Problem to solve: Copy each line in the data that includes the word "Relative".

(Records from a collection of figures)
------------------------

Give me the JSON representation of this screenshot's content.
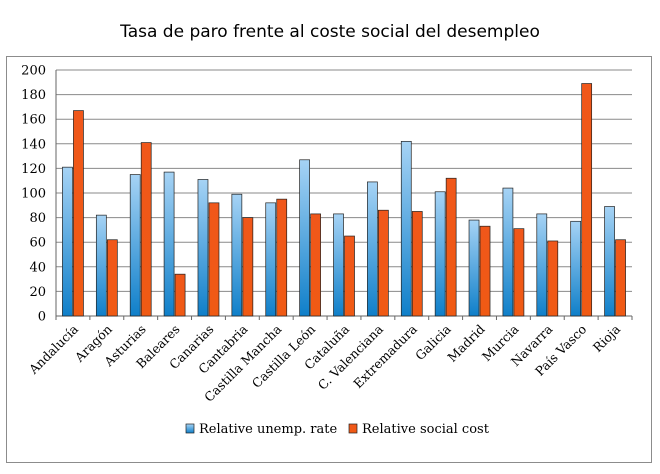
{
  "chart_data": {
    "type": "bar",
    "title": "Tasa de paro frente al coste social del desempleo",
    "categories": [
      "Andalucía",
      "Aragón",
      "Asturias",
      "Baleares",
      "Canarias",
      "Cantabria",
      "Castilla Mancha",
      "Castilla León",
      "Cataluña",
      "C. Valenciana",
      "Extremadura",
      "Galicia",
      "Madrid",
      "Murcia",
      "Navarra",
      "País Vasco",
      "Rioja"
    ],
    "series": [
      {
        "name": "Relative unemp. rate",
        "color": "#5aaee8",
        "values": [
          121,
          82,
          115,
          117,
          111,
          99,
          92,
          127,
          83,
          109,
          142,
          101,
          78,
          104,
          83,
          77,
          89
        ]
      },
      {
        "name": "Relative social cost",
        "color": "#f05a14",
        "values": [
          167,
          62,
          141,
          34,
          92,
          80,
          95,
          83,
          65,
          86,
          85,
          112,
          73,
          71,
          61,
          189,
          62
        ]
      }
    ],
    "ylim": [
      0,
      200
    ],
    "yticks": [
      0,
      20,
      40,
      60,
      80,
      100,
      120,
      140,
      160,
      180,
      200
    ],
    "grid": true,
    "legend_position": "bottom"
  }
}
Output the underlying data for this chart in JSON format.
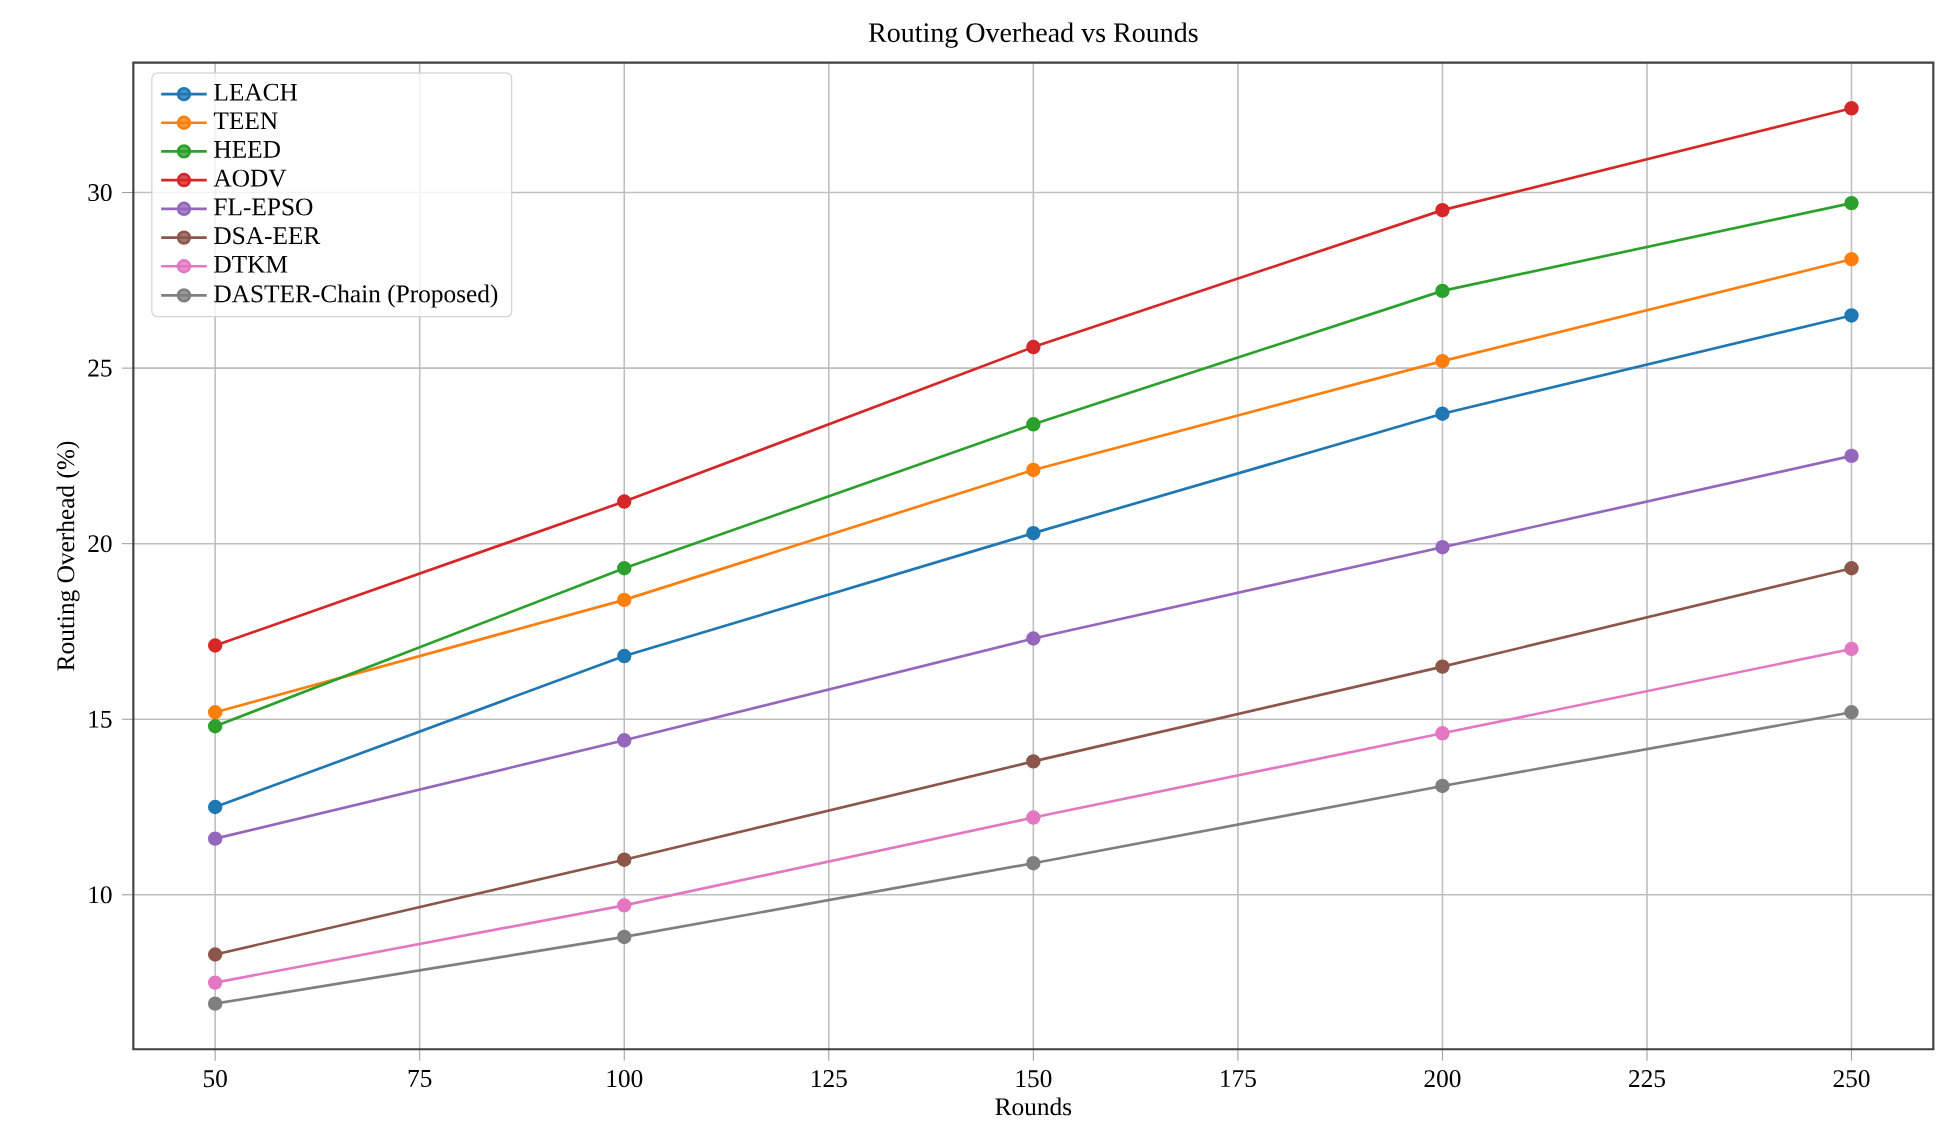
{
  "chart_data": {
    "type": "line",
    "title": "Routing Overhead vs Rounds",
    "xlabel": "Rounds",
    "ylabel": "Routing Overhead (%)",
    "x": [
      50,
      100,
      150,
      200,
      250
    ],
    "series": [
      {
        "name": "LEACH",
        "color": "#1f77b4",
        "values": [
          12.5,
          16.8,
          20.3,
          23.7,
          26.5
        ]
      },
      {
        "name": "TEEN",
        "color": "#ff7f0e",
        "values": [
          15.2,
          18.4,
          22.1,
          25.2,
          28.1
        ]
      },
      {
        "name": "HEED",
        "color": "#2ca02c",
        "values": [
          14.8,
          19.3,
          23.4,
          27.2,
          29.7
        ]
      },
      {
        "name": "AODV",
        "color": "#d62728",
        "values": [
          17.1,
          21.2,
          25.6,
          29.5,
          32.4
        ]
      },
      {
        "name": "FL-EPSO",
        "color": "#9467bd",
        "values": [
          11.6,
          14.4,
          17.3,
          19.9,
          22.5
        ]
      },
      {
        "name": "DSA-EER",
        "color": "#8c564b",
        "values": [
          8.3,
          11.0,
          13.8,
          16.5,
          19.3
        ]
      },
      {
        "name": "DTKM",
        "color": "#e377c2",
        "values": [
          7.5,
          9.7,
          12.2,
          14.6,
          17.0
        ]
      },
      {
        "name": "DASTER-Chain (Proposed)",
        "color": "#7f7f7f",
        "values": [
          6.9,
          8.8,
          10.9,
          13.1,
          15.2
        ]
      }
    ],
    "xlim": [
      40,
      260
    ],
    "ylim": [
      5.6,
      33.7
    ],
    "xticks": [
      50,
      75,
      100,
      125,
      150,
      175,
      200,
      225,
      250
    ],
    "yticks": [
      10,
      15,
      20,
      25,
      30
    ],
    "grid": true,
    "legend": "top left",
    "marker": "circle",
    "line_style": "solid"
  }
}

------------------------

Full output:
        "name": "Relative unemp. rate",
        "name": "Relative social cost",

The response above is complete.